What this task involves:
Print the listing as it stands, omitting all images.

Supplied records:
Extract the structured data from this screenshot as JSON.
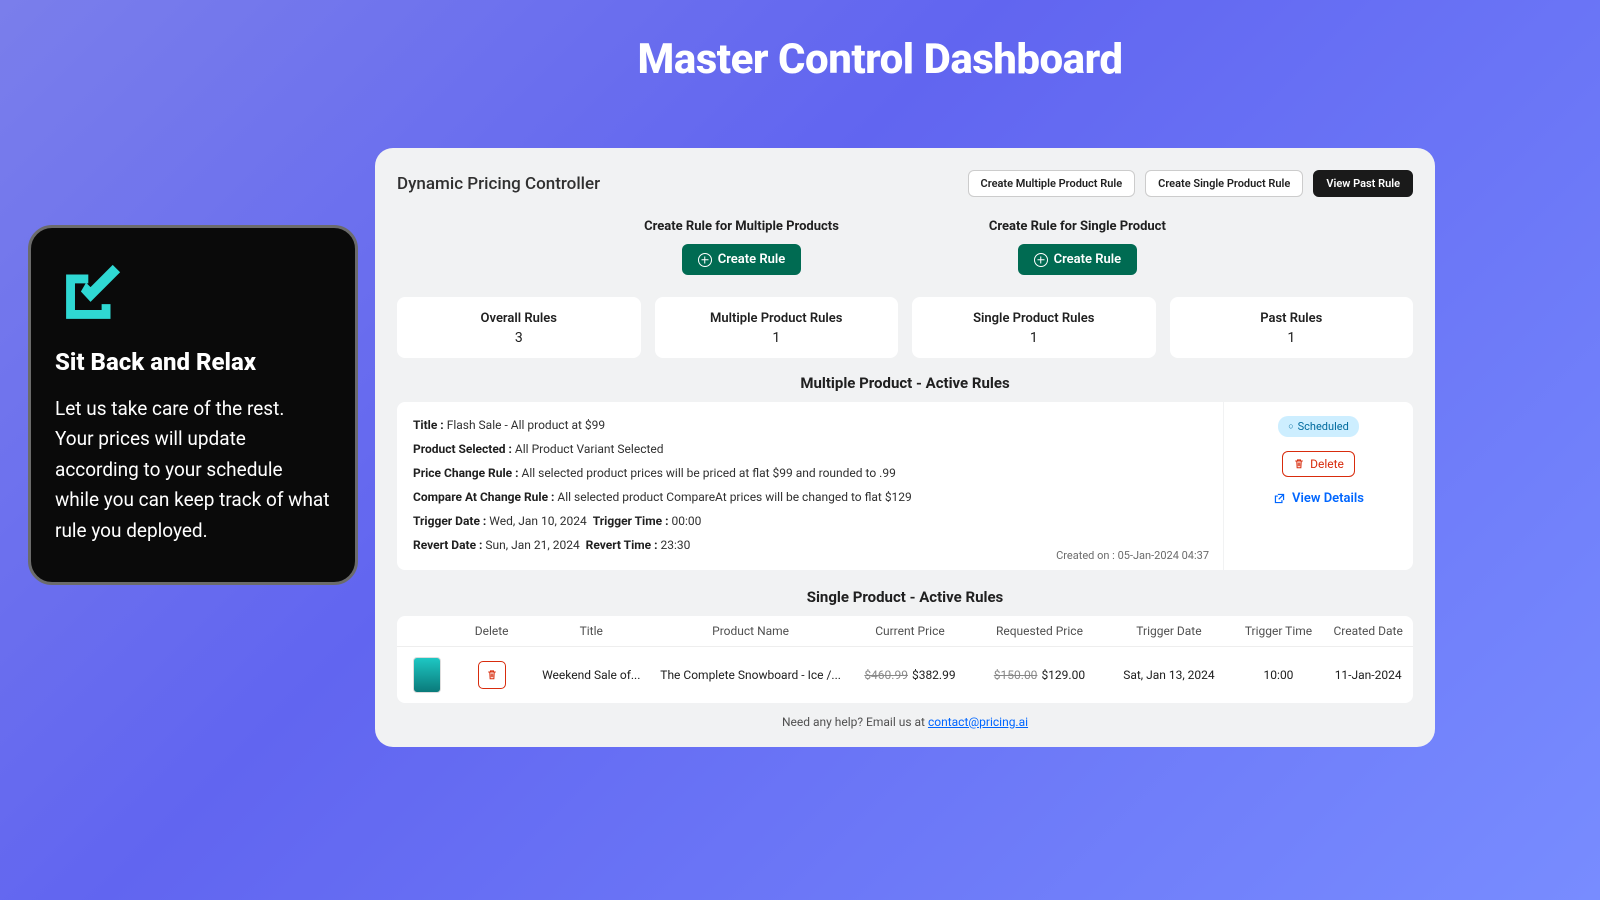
{
  "hero": {
    "title": "Master Control Dashboard"
  },
  "promo": {
    "title": "Sit Back and Relax",
    "body": "Let us take care of the rest.\nYour prices will update according to your schedule while you can keep track of what rule you deployed."
  },
  "app": {
    "title": "Dynamic Pricing Controller",
    "header_buttons": {
      "multi": "Create Multiple Product Rule",
      "single": "Create Single Product Rule",
      "past": "View Past Rule"
    },
    "create": {
      "multi_label": "Create Rule for Multiple Products",
      "single_label": "Create Rule for Single Product",
      "button": "Create Rule"
    },
    "stats": [
      {
        "label": "Overall Rules",
        "value": "3"
      },
      {
        "label": "Multiple Product Rules",
        "value": "1"
      },
      {
        "label": "Single Product Rules",
        "value": "1"
      },
      {
        "label": "Past Rules",
        "value": "1"
      }
    ],
    "multi_section_title": "Multiple Product - Active Rules",
    "single_section_title": "Single Product - Active Rules",
    "rule": {
      "title_label": "Title :",
      "title": "Flash Sale - All product at $99",
      "ps_label": "Product Selected :",
      "ps": "All Product Variant Selected",
      "pcr_label": "Price Change Rule :",
      "pcr": "All selected product prices will be priced at flat $99 and rounded to .99",
      "ccr_label": "Compare At Change Rule :",
      "ccr": "All selected product CompareAt prices will be changed to flat $129",
      "td_label": "Trigger Date :",
      "td": "Wed, Jan 10, 2024",
      "tt_label": "Trigger Time :",
      "tt": "00:00",
      "rd_label": "Revert Date :",
      "rd": "Sun, Jan 21, 2024",
      "rt_label": "Revert Time :",
      "rt": "23:30",
      "created": "Created on : 05-Jan-2024 04:37",
      "badge": "Scheduled",
      "delete": "Delete",
      "view": "View Details"
    },
    "table": {
      "headers": {
        "delete": "Delete",
        "title": "Title",
        "pname": "Product Name",
        "cprice": "Current Price",
        "rprice": "Requested Price",
        "tdate": "Trigger Date",
        "ttime": "Trigger Time",
        "cdate": "Created Date"
      },
      "row": {
        "title": "Weekend Sale of...",
        "pname": "The Complete Snowboard - Ice /...",
        "cprice_old": "$460.99",
        "cprice_new": "$382.99",
        "rprice_old": "$150.00",
        "rprice_new": "$129.00",
        "tdate": "Sat, Jan 13, 2024",
        "ttime": "10:00",
        "cdate": "11-Jan-2024"
      }
    },
    "help": {
      "text": "Need any help? Email us at ",
      "email": "contact@pricing.ai"
    }
  }
}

Complete answer:
Extract the structured data from this screenshot as JSON.
{
  "hero": {
    "title": "Master Control Dashboard"
  },
  "promo": {
    "title": "Sit Back and Relax",
    "body": "Let us take care of the rest.\nYour prices will update according to your schedule while you can keep track of what rule you deployed."
  },
  "app": {
    "title": "Dynamic Pricing Controller",
    "header_buttons": {
      "multi": "Create Multiple Product Rule",
      "single": "Create Single Product Rule",
      "past": "View Past Rule"
    },
    "create": {
      "multi_label": "Create Rule for Multiple Products",
      "single_label": "Create Rule for Single Product",
      "button": "Create Rule"
    },
    "stats": [
      {
        "label": "Overall Rules",
        "value": "3"
      },
      {
        "label": "Multiple Product Rules",
        "value": "1"
      },
      {
        "label": "Single Product Rules",
        "value": "1"
      },
      {
        "label": "Past Rules",
        "value": "1"
      }
    ],
    "multi_section_title": "Multiple Product - Active Rules",
    "single_section_title": "Single Product - Active Rules",
    "rule": {
      "title_label": "Title :",
      "title": "Flash Sale - All product at $99",
      "ps_label": "Product Selected :",
      "ps": "All Product Variant Selected",
      "pcr_label": "Price Change Rule :",
      "pcr": "All selected product prices will be priced at flat $99 and rounded to .99",
      "ccr_label": "Compare At Change Rule :",
      "ccr": "All selected product CompareAt prices will be changed to flat $129",
      "td_label": "Trigger Date :",
      "td": "Wed, Jan 10, 2024",
      "tt_label": "Trigger Time :",
      "tt": "00:00",
      "rd_label": "Revert Date :",
      "rd": "Sun, Jan 21, 2024",
      "rt_label": "Revert Time :",
      "rt": "23:30",
      "created": "Created on : 05-Jan-2024 04:37",
      "badge": "Scheduled",
      "delete": "Delete",
      "view": "View Details"
    },
    "table": {
      "headers": {
        "delete": "Delete",
        "title": "Title",
        "pname": "Product Name",
        "cprice": "Current Price",
        "rprice": "Requested Price",
        "tdate": "Trigger Date",
        "ttime": "Trigger Time",
        "cdate": "Created Date"
      },
      "row": {
        "title": "Weekend Sale of...",
        "pname": "The Complete Snowboard - Ice /...",
        "cprice_old": "$460.99",
        "cprice_new": "$382.99",
        "rprice_old": "$150.00",
        "rprice_new": "$129.00",
        "tdate": "Sat, Jan 13, 2024",
        "ttime": "10:00",
        "cdate": "11-Jan-2024"
      }
    },
    "help": {
      "text": "Need any help? Email us at ",
      "email": "contact@pricing.ai"
    }
  }
}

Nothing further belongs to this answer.